--- start Entries provided ---

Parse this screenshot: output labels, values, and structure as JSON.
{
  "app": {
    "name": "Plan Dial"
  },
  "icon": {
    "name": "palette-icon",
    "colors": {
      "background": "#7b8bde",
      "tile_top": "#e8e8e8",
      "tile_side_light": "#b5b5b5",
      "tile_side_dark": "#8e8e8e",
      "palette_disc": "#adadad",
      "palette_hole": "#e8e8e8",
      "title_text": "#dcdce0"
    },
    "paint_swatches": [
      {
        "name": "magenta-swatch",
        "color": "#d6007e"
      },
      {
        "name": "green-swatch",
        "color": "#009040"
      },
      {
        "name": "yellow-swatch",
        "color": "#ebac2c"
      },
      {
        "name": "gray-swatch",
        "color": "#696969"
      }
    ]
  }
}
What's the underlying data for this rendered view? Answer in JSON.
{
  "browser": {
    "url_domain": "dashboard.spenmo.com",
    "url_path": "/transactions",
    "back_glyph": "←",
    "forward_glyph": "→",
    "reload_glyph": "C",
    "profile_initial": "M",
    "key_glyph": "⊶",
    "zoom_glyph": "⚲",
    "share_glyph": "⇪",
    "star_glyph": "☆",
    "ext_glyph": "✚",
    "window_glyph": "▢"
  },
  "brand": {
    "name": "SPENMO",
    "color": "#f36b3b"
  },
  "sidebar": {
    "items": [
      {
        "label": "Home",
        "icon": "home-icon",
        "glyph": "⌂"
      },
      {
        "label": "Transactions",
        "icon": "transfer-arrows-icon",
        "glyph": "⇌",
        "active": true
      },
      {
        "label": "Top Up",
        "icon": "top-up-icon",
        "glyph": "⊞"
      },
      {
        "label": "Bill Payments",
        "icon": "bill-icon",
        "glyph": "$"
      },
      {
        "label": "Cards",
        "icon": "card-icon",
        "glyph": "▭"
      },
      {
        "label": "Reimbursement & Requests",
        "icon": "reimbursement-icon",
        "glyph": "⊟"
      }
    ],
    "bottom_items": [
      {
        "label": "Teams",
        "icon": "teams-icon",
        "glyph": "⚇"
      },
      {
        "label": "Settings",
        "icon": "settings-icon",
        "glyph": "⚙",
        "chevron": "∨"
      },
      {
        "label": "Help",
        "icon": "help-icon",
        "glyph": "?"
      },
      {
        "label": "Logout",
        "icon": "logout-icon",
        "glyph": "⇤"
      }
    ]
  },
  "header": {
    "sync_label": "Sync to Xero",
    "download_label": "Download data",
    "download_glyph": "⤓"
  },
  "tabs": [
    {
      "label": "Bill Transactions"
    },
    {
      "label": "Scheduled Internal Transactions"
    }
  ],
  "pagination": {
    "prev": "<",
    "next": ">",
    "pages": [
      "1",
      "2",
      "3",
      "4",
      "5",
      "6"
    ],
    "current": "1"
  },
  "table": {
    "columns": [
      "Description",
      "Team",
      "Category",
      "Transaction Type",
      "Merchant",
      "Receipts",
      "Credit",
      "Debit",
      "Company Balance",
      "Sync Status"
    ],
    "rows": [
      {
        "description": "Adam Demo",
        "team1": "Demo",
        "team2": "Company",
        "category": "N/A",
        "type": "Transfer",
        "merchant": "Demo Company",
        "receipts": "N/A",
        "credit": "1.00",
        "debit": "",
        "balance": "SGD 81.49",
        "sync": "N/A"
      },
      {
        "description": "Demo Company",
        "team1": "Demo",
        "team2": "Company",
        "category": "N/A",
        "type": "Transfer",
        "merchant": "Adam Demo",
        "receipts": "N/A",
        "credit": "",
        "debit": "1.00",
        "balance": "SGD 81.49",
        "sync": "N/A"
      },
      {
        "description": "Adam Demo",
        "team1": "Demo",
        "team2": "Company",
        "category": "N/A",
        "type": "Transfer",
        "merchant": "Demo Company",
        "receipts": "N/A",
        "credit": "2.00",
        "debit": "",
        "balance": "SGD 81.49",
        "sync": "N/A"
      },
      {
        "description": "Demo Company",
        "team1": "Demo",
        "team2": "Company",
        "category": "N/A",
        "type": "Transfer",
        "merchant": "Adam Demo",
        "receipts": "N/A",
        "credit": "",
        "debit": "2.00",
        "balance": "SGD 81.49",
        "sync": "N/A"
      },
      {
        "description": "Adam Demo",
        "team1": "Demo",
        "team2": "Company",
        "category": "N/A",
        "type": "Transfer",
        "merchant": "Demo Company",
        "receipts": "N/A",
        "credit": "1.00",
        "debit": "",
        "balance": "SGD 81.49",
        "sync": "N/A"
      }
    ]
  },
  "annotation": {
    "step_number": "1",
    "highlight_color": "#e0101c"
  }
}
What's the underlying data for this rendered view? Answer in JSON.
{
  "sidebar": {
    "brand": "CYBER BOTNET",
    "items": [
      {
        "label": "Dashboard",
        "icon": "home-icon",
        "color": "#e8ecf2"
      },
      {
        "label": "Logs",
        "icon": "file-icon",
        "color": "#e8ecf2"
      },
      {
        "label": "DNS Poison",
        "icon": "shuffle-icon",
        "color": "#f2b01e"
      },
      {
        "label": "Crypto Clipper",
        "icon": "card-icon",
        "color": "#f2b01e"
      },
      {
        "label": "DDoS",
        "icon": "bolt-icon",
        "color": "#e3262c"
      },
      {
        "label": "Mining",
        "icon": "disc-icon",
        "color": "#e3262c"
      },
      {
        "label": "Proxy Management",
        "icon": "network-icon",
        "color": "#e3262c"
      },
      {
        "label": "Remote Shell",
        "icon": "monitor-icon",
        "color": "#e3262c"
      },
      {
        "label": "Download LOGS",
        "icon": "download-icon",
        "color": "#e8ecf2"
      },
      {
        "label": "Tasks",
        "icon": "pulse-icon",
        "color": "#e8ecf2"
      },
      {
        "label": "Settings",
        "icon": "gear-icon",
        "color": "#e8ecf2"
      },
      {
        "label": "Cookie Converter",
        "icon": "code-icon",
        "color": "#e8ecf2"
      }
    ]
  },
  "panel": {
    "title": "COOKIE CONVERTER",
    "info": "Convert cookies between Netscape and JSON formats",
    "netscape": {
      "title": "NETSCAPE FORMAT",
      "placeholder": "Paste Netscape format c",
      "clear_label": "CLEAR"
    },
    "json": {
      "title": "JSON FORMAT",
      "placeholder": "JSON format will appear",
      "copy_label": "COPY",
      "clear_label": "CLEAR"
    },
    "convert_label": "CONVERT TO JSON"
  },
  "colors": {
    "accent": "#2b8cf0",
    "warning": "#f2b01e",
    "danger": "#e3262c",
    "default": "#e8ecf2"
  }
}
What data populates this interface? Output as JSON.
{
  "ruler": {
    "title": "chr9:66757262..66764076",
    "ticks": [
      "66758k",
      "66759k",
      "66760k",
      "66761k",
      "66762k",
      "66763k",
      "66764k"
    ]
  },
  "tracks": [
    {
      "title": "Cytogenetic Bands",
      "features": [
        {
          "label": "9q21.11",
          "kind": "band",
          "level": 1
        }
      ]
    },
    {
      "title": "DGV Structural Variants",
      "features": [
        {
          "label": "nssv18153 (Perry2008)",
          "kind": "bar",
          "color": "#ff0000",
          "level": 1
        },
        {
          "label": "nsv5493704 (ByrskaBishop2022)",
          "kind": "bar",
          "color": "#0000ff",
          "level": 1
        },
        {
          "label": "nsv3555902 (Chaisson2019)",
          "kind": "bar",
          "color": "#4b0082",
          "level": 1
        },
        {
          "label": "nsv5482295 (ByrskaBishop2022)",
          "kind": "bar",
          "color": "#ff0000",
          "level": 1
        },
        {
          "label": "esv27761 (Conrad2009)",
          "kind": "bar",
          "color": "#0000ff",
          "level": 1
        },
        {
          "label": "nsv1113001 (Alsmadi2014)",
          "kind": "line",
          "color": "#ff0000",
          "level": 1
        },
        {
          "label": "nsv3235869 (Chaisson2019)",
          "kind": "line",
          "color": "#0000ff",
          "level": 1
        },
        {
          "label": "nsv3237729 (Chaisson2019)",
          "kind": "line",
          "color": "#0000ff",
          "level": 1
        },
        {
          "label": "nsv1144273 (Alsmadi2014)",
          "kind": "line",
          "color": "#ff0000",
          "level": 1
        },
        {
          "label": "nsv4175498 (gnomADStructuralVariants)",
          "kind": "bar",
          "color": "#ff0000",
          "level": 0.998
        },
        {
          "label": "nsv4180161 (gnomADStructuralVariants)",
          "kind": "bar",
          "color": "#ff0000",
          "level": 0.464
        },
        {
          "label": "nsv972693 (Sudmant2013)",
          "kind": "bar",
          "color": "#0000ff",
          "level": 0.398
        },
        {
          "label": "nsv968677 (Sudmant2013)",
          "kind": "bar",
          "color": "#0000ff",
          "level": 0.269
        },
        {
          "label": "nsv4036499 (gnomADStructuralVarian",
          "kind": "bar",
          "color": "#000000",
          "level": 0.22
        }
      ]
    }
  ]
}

--- end Entries provided ---

• _Directions_: Return all lines with the word "this" in them.

• _Final result_:
Parse this screenshot: output labels, values, and structure as JSON.
What's the underlying data for this rendered view? Answer in JSON.
What's the underlying data for this rendered view? Answer in JSON.
What data populates this interface? Output as JSON.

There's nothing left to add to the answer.